- [Given request]
In this exercise, return the whole listing exactly, excluding any images.
-- Start of Exercise data --
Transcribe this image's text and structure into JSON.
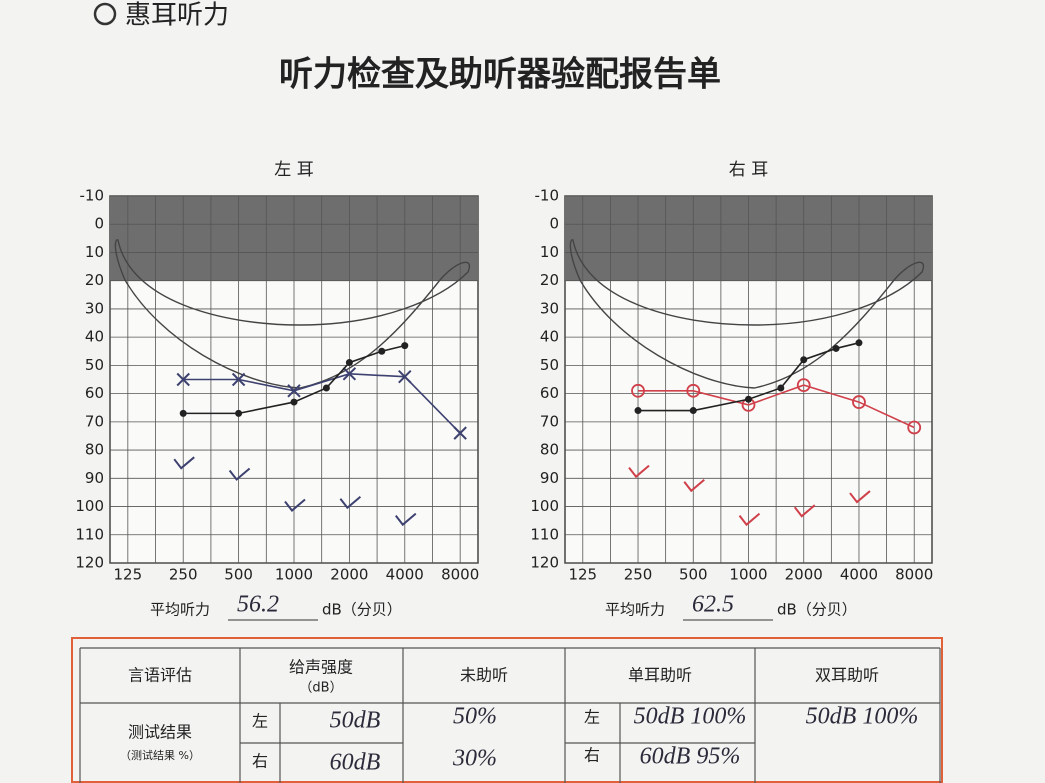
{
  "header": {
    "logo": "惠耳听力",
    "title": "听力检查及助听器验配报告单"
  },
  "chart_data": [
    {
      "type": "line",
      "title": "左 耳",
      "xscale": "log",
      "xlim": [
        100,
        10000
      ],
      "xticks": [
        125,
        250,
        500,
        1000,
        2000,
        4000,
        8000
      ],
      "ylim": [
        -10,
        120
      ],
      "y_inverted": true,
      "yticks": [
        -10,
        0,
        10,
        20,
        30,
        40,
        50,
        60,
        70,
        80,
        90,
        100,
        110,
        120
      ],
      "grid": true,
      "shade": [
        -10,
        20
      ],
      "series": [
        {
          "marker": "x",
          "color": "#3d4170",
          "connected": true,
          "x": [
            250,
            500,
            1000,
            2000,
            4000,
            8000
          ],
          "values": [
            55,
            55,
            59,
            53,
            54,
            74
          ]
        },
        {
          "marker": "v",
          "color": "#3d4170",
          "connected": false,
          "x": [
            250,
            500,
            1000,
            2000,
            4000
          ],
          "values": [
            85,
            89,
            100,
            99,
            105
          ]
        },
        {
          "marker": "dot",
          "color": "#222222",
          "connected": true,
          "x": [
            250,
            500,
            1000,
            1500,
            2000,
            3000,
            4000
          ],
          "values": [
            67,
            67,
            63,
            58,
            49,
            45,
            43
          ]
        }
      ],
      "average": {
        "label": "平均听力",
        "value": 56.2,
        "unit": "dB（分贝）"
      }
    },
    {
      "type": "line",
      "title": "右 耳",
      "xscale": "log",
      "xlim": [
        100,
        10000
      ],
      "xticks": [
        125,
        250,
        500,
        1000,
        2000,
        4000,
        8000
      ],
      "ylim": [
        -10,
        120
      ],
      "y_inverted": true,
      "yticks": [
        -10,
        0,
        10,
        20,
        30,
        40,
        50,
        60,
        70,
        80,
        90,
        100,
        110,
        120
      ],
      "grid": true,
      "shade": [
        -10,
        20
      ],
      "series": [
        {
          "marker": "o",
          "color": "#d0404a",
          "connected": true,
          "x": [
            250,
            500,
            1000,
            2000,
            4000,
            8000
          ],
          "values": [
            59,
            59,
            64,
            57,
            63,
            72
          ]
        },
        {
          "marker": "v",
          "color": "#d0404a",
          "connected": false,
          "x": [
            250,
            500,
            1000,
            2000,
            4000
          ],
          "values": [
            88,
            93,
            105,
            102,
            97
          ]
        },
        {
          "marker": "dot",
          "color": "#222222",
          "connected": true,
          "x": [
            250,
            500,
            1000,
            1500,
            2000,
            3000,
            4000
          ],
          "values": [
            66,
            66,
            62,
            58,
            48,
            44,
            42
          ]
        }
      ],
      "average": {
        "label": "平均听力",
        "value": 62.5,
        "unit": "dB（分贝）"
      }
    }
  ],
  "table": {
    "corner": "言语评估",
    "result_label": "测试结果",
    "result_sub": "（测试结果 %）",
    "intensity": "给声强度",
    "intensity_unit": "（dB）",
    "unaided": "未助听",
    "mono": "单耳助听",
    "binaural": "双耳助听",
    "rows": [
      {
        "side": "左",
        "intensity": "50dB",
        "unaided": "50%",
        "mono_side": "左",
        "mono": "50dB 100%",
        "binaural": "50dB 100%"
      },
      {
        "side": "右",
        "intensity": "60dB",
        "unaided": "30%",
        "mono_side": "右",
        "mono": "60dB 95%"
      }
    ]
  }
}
-- End of Exercise data --
- [Result for this task]
Transcribe this image's text and structure into JSON.
{
  "header": {
    "logo": "惠耳听力",
    "title": "听力检查及助听器验配报告单"
  },
  "chart_data": [
    {
      "type": "line",
      "title": "左 耳",
      "xscale": "log",
      "xlim": [
        100,
        10000
      ],
      "xticks": [
        125,
        250,
        500,
        1000,
        2000,
        4000,
        8000
      ],
      "ylim": [
        -10,
        120
      ],
      "y_inverted": true,
      "yticks": [
        -10,
        0,
        10,
        20,
        30,
        40,
        50,
        60,
        70,
        80,
        90,
        100,
        110,
        120
      ],
      "grid": true,
      "shade": [
        -10,
        20
      ],
      "series": [
        {
          "marker": "x",
          "color": "#3d4170",
          "connected": true,
          "x": [
            250,
            500,
            1000,
            2000,
            4000,
            8000
          ],
          "values": [
            55,
            55,
            59,
            53,
            54,
            74
          ]
        },
        {
          "marker": "v",
          "color": "#3d4170",
          "connected": false,
          "x": [
            250,
            500,
            1000,
            2000,
            4000
          ],
          "values": [
            85,
            89,
            100,
            99,
            105
          ]
        },
        {
          "marker": "dot",
          "color": "#222222",
          "connected": true,
          "x": [
            250,
            500,
            1000,
            1500,
            2000,
            3000,
            4000
          ],
          "values": [
            67,
            67,
            63,
            58,
            49,
            45,
            43
          ]
        }
      ],
      "average": {
        "label": "平均听力",
        "value": 56.2,
        "unit": "dB（分贝）"
      }
    },
    {
      "type": "line",
      "title": "右 耳",
      "xscale": "log",
      "xlim": [
        100,
        10000
      ],
      "xticks": [
        125,
        250,
        500,
        1000,
        2000,
        4000,
        8000
      ],
      "ylim": [
        -10,
        120
      ],
      "y_inverted": true,
      "yticks": [
        -10,
        0,
        10,
        20,
        30,
        40,
        50,
        60,
        70,
        80,
        90,
        100,
        110,
        120
      ],
      "grid": true,
      "shade": [
        -10,
        20
      ],
      "series": [
        {
          "marker": "o",
          "color": "#d0404a",
          "connected": true,
          "x": [
            250,
            500,
            1000,
            2000,
            4000,
            8000
          ],
          "values": [
            59,
            59,
            64,
            57,
            63,
            72
          ]
        },
        {
          "marker": "v",
          "color": "#d0404a",
          "connected": false,
          "x": [
            250,
            500,
            1000,
            2000,
            4000
          ],
          "values": [
            88,
            93,
            105,
            102,
            97
          ]
        },
        {
          "marker": "dot",
          "color": "#222222",
          "connected": true,
          "x": [
            250,
            500,
            1000,
            1500,
            2000,
            3000,
            4000
          ],
          "values": [
            66,
            66,
            62,
            58,
            48,
            44,
            42
          ]
        }
      ],
      "average": {
        "label": "平均听力",
        "value": 62.5,
        "unit": "dB（分贝）"
      }
    }
  ],
  "table": {
    "corner": "言语评估",
    "result_label": "测试结果",
    "result_sub": "（测试结果 %）",
    "intensity": "给声强度",
    "intensity_unit": "（dB）",
    "unaided": "未助听",
    "mono": "单耳助听",
    "binaural": "双耳助听",
    "rows": [
      {
        "side": "左",
        "intensity": "50dB",
        "unaided": "50%",
        "mono_side": "左",
        "mono": "50dB 100%",
        "binaural": "50dB 100%"
      },
      {
        "side": "右",
        "intensity": "60dB",
        "unaided": "30%",
        "mono_side": "右",
        "mono": "60dB 95%"
      }
    ]
  }
}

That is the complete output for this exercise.